Stated goal: In the passage about painted nails and what other people think, reproduce word for word the stretch that begins at "What about when" and stops after "of your reaction.".

Page excerpt:
Who noticed my nails? I hope they haven’t been distracting to your worship. You knew there had to be a story.
I kind of forget about them, but I have had video conferences all week. And every now and then I see a funny look come across someone’s face, or they carefully ask… or they blurt out: are your nails painted???!
Yup. And it looks fabulous!
I’ll tell you what I told all of them. My daughters opened a private and exclusive salon in our house Saturday night. Arabelle did my nails, Ella and Arabelle did my hair, hair chalk and glitter, and they did my face.
While I sadly had to wash my face, my fingernail polish remains.
Who cares what my work crew thinks. My daughters love it, and that kind of transforms into something awesome… even when other people hate it.
And Karen hates it and has begged me to remove it before church. But I said “NO!” the people have a right to know! You’re welcome.
Who cares what they think. My daughters love it.

What Other People Think

How often are we driven by what other people think?
If we’re honest, how often do we let that drive us? Drive our decisions, influence our decisions.
If we’re really honest. Of course we do!
“Not me, I’m an independent thinker! I go my own way.” “I don’t even care!”
That’s the words of a defensive teenager, not honest self-reflection. We are humans, we want to live in community, we want people to like us. Of course we do. That’s not even a bad thing, some of that is social skill. It can translate into being kind, into being considerate, considering how our actions will be received and perceived. There can be wisdom in that.
We want other people to like us. And, on the flip side, we don’t want other people to not like us.
How often are we driven by what other people think? Or might think. Or how we imagine they would think or react if we did that thing? All the time. Accurate or inaccurate, there is a little social calculus going on in the back of all our minds, counting the cost or gain of our words and deeds in all our relationships.
What about when I do something stupid and people don’t like it anyway? Only two options. 1) I miscalculated. I didn’t expect that to make you that mad, or I forgot about a factor. I forget my nails are painted and flash them in front of the camera because I talk with my hands, and I didn’t mean to distract you in the middle of a meeting.
Or, option 2, there was something I cared about more that overrode or outweighed the “cost” of your reaction.

Recorded data:

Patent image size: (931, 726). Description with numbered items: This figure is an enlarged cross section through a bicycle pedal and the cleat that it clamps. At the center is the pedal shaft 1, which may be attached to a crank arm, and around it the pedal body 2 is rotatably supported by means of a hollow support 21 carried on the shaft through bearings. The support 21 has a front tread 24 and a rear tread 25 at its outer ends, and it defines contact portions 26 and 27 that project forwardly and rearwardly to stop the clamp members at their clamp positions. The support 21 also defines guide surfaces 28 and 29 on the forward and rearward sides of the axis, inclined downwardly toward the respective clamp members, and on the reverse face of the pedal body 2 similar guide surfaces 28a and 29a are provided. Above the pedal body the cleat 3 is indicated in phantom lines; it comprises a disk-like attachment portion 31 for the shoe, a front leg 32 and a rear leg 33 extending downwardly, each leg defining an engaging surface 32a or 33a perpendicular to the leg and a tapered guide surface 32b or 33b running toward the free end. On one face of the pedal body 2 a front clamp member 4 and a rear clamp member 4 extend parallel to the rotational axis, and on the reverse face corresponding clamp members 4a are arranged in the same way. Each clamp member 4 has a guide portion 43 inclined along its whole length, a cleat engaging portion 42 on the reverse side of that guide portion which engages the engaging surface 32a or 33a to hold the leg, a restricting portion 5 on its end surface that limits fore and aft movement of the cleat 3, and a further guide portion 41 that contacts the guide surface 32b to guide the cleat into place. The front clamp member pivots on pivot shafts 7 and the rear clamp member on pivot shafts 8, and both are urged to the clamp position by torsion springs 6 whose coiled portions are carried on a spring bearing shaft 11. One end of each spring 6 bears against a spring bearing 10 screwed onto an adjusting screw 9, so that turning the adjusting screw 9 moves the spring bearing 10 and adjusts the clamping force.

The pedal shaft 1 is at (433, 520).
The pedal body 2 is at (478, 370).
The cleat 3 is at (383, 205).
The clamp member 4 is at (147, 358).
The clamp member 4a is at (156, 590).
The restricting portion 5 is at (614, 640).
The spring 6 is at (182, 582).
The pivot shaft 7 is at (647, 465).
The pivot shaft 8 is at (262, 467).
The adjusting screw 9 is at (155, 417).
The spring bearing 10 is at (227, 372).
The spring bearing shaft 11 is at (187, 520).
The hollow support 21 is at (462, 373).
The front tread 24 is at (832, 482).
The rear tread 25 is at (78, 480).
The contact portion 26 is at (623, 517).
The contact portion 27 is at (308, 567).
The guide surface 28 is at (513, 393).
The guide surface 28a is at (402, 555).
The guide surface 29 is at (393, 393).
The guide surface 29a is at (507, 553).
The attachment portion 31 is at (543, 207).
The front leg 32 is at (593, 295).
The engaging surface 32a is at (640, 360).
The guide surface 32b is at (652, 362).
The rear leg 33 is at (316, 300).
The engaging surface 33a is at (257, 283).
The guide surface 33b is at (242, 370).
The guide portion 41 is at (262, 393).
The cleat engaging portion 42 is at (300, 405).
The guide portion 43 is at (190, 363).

Full solution:
What about when I do something stupid and people don’t like it anyway? Only two options. 1) I miscalculated. I didn’t expect that to make you that mad, or I forgot about a factor. I forget my nails are painted and flash them in front of the camera because I talk with my hands, and I didn’t mean to distract you in the middle of a meeting.
Or, option 2, there was something I cared about more that overrode or outweighed the “cost” of your reaction.